Your answer should be one number: how many lines of the records hold the string "published".

++++++++

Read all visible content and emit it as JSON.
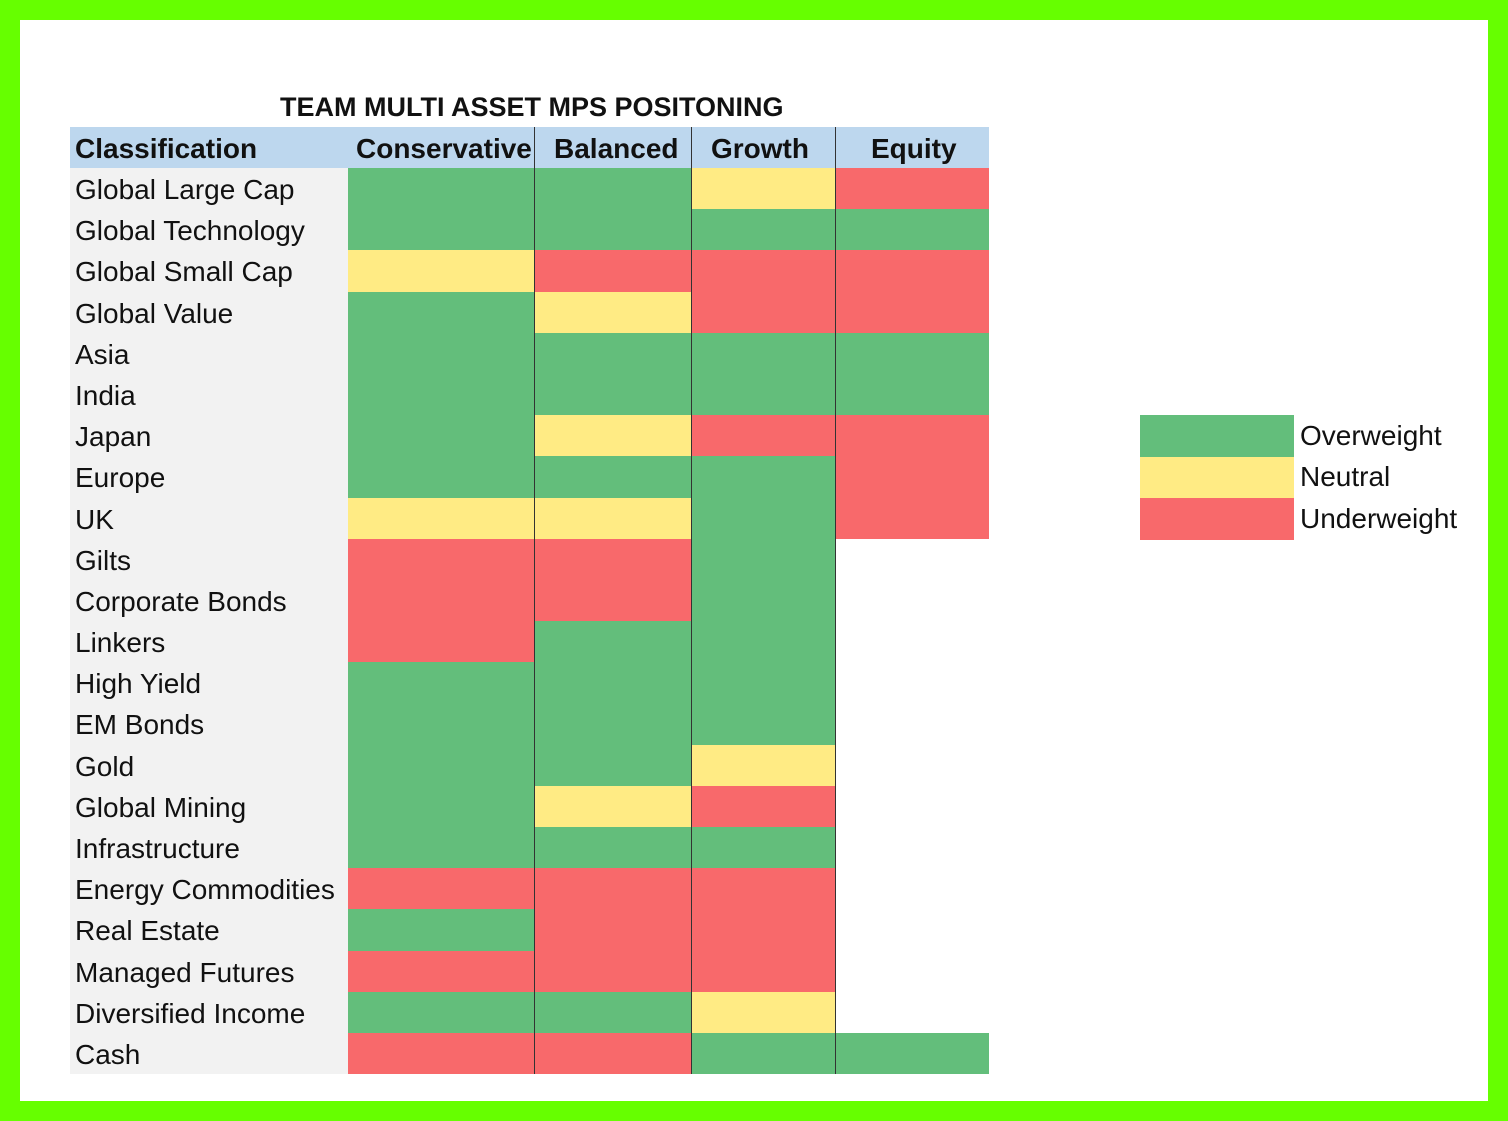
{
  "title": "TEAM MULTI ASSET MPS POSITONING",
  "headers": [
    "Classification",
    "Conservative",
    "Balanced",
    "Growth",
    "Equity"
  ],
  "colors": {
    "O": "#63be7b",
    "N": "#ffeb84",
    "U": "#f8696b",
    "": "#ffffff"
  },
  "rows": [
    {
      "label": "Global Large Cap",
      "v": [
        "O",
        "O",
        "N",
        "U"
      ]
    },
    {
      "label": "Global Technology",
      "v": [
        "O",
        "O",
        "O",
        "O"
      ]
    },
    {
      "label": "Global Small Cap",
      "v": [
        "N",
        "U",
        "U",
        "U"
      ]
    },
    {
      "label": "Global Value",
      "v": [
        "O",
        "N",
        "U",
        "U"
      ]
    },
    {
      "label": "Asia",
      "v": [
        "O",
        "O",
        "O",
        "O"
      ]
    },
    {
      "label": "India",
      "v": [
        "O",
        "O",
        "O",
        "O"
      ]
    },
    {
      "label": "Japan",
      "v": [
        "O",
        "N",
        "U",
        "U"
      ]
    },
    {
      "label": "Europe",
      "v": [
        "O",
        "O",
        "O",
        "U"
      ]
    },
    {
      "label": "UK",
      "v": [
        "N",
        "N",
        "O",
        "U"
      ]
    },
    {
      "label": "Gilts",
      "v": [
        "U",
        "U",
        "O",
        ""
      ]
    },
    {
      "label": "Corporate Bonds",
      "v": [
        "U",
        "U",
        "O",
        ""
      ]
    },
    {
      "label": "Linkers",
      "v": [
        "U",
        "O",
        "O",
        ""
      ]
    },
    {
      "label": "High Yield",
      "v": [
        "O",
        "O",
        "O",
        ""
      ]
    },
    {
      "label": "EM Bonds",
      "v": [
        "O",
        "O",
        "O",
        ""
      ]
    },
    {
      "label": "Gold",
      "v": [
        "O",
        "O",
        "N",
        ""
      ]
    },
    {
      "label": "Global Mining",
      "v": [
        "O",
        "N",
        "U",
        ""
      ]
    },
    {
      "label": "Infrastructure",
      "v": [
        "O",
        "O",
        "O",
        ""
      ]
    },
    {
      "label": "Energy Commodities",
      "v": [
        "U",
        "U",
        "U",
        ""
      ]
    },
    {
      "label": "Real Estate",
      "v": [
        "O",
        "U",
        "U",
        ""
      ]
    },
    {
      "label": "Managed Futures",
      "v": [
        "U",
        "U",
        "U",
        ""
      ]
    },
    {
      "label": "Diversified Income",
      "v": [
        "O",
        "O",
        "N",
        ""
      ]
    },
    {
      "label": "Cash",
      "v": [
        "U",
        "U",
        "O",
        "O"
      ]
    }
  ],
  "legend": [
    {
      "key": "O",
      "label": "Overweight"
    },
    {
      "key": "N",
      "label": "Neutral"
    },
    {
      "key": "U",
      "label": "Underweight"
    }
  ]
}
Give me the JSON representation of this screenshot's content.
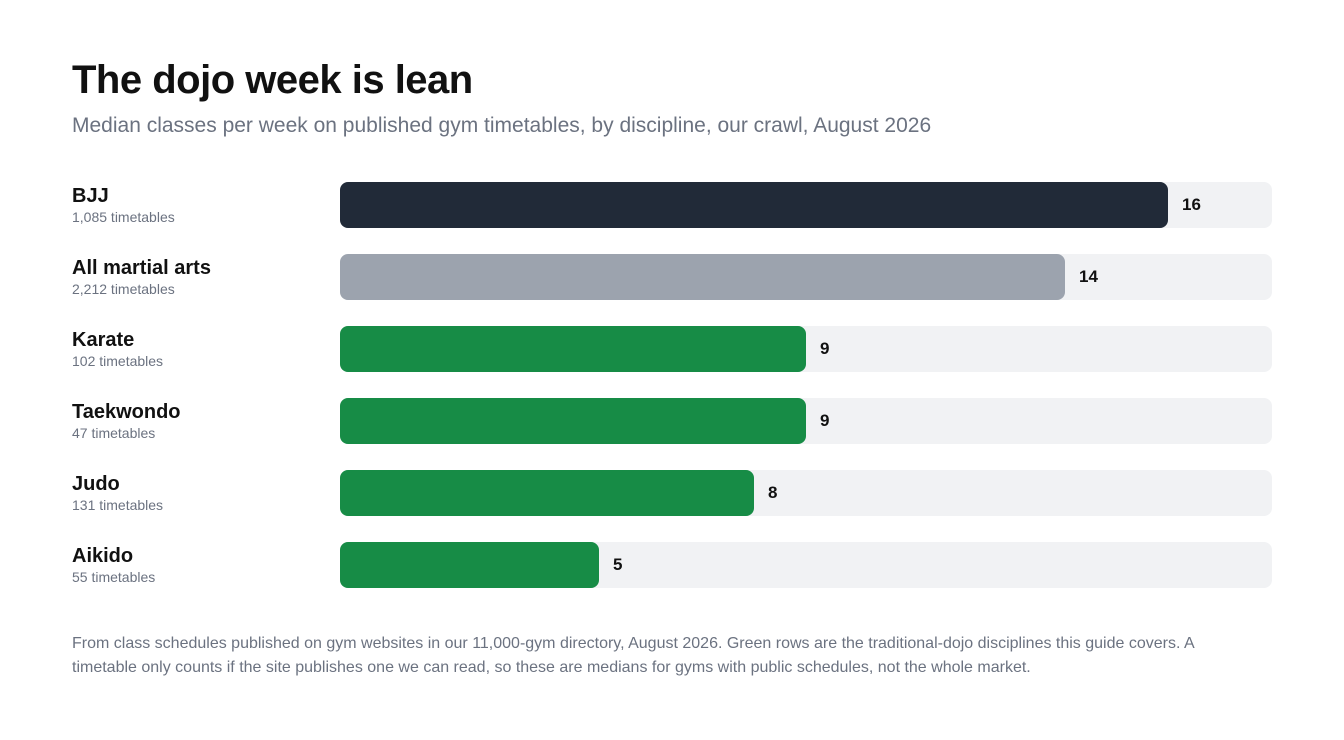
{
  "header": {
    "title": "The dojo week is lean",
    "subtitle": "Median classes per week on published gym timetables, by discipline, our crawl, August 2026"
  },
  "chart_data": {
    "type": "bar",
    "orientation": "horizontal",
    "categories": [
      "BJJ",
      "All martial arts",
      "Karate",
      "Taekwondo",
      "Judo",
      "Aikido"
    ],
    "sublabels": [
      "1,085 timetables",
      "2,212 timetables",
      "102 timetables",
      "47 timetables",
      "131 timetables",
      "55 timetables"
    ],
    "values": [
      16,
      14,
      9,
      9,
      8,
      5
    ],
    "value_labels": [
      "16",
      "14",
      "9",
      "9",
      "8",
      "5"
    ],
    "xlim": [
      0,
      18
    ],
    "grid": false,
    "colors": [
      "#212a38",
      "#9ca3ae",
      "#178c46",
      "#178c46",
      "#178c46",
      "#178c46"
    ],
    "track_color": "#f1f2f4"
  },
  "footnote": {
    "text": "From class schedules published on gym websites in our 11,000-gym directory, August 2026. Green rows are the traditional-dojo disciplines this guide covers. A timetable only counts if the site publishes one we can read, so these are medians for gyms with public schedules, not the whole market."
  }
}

++++++++

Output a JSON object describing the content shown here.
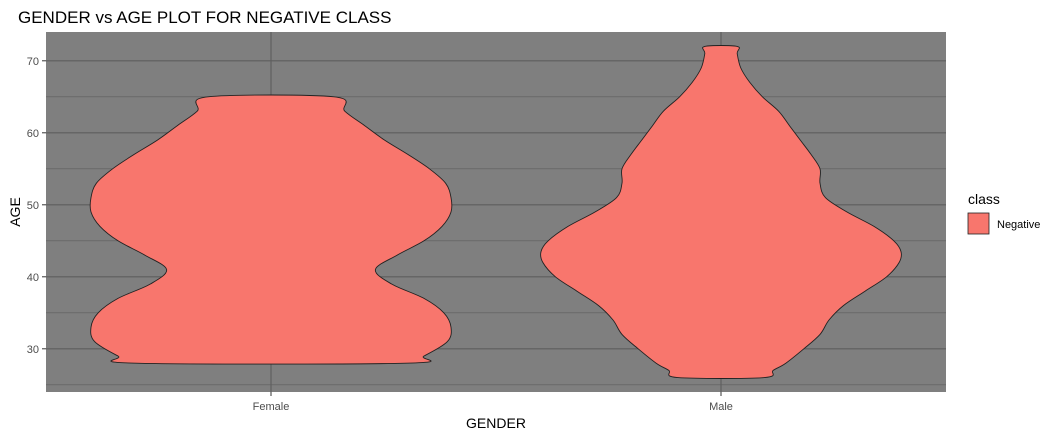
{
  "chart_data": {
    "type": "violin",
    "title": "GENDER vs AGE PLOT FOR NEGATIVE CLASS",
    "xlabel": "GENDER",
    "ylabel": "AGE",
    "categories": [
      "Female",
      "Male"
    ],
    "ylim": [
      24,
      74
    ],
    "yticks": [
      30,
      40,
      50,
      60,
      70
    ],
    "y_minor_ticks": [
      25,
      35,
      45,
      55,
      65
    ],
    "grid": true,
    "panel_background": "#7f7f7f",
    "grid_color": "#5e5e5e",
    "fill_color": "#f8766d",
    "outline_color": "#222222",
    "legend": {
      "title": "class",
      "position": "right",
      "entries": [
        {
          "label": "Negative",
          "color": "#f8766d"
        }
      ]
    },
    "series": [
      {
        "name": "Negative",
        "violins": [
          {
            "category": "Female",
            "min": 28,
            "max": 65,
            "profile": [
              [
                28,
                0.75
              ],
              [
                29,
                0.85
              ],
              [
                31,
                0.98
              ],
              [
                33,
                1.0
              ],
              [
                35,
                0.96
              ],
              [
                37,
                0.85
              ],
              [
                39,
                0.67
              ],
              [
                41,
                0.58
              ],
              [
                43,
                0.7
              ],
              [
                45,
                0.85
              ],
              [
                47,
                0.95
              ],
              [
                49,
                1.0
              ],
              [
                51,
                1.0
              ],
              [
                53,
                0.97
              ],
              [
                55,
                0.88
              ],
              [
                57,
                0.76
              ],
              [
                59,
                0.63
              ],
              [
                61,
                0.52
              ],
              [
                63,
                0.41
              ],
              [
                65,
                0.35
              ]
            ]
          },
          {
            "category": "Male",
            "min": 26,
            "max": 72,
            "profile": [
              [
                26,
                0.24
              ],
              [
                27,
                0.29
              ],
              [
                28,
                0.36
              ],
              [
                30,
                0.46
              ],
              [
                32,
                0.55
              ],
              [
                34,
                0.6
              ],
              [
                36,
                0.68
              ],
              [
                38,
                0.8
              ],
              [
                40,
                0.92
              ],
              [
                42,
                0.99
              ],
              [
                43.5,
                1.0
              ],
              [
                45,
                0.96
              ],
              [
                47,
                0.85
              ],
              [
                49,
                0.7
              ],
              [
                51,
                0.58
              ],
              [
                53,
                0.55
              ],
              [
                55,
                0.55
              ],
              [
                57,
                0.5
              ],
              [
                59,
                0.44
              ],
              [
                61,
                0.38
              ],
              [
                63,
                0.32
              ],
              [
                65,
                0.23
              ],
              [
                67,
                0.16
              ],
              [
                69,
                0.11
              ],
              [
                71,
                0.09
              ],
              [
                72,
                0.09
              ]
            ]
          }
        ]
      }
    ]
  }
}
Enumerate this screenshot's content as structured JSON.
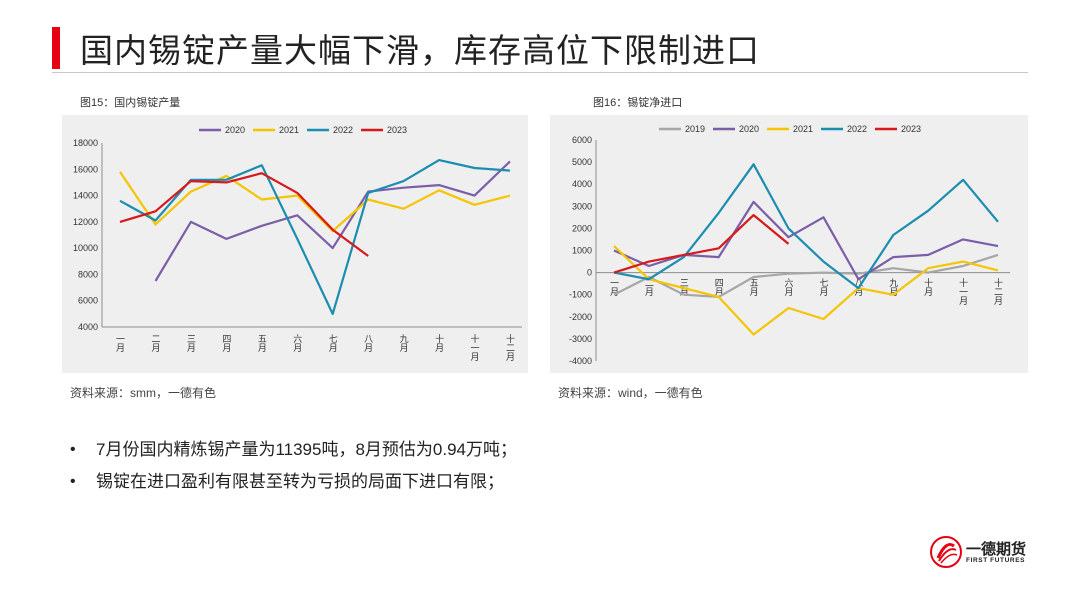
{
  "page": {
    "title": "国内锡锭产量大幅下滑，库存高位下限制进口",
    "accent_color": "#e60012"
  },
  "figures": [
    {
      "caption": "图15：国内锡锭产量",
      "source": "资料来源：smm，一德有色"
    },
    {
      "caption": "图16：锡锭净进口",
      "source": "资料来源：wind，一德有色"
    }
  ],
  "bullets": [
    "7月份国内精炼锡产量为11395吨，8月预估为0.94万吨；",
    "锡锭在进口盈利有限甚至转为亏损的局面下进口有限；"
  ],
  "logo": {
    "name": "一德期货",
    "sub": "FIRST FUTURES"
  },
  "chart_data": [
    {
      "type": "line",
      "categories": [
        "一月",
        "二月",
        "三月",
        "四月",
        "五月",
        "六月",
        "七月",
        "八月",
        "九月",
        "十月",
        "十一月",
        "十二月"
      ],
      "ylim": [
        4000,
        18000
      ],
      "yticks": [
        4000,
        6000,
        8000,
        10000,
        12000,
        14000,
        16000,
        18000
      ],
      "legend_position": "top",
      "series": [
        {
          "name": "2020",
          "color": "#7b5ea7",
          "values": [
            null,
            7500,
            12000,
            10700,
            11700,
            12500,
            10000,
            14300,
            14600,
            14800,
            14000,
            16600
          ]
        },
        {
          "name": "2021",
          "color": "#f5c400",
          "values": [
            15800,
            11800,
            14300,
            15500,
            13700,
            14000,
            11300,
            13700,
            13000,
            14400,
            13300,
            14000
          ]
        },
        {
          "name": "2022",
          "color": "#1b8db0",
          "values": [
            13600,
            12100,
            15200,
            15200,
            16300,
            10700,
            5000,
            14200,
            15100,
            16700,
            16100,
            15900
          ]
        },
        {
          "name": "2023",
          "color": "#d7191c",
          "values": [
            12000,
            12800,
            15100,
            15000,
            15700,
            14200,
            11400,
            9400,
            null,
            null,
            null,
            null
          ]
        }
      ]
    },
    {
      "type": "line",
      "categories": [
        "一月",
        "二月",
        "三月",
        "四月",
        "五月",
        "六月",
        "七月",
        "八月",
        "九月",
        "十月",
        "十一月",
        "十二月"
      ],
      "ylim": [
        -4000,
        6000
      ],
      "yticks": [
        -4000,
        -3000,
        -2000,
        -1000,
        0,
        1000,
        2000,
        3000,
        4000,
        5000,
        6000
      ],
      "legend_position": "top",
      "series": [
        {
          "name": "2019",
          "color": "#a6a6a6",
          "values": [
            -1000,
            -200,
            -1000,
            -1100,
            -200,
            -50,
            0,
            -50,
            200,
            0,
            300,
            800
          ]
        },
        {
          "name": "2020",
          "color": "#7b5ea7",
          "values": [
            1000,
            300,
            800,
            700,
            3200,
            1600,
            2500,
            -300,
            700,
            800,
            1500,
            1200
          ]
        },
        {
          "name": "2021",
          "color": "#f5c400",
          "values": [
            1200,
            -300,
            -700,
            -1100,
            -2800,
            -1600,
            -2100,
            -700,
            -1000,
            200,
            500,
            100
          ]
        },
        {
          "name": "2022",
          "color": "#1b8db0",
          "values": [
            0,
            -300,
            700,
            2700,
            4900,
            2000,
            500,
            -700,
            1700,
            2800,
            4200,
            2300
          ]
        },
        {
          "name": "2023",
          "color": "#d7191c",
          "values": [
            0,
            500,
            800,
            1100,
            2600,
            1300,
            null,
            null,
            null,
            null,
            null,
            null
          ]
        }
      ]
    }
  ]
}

++++++++

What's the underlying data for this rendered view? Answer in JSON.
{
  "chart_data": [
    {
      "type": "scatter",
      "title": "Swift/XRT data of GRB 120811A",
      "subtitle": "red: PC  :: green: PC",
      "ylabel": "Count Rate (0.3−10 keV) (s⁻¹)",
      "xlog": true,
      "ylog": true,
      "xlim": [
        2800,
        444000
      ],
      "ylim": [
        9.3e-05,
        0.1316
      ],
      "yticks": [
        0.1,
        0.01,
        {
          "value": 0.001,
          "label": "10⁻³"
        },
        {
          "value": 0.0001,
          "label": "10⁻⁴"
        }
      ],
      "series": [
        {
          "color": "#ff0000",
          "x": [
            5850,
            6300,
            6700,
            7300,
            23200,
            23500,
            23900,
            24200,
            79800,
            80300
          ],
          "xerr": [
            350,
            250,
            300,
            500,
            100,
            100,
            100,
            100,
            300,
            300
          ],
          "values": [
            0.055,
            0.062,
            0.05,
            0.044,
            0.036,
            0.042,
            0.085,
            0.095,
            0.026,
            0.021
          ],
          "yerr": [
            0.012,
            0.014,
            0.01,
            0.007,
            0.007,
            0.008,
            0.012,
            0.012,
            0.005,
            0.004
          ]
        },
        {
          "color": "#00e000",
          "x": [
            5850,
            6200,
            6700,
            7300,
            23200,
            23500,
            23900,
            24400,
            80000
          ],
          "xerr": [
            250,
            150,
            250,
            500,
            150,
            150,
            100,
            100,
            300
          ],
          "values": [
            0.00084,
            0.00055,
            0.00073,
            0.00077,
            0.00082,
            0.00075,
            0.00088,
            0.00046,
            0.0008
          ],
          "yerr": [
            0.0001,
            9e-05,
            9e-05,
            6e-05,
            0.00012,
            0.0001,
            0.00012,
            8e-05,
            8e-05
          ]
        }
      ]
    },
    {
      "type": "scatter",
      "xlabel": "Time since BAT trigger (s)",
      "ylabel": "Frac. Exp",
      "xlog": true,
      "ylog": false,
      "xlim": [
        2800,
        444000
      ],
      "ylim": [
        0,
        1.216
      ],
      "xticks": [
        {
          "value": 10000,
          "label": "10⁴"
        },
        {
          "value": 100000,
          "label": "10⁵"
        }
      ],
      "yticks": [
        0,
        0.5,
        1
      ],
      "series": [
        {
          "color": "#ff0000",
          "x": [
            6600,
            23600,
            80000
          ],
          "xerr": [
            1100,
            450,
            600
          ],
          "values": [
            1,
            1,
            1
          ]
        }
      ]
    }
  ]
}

++++++++

▶ [Answer in full] 2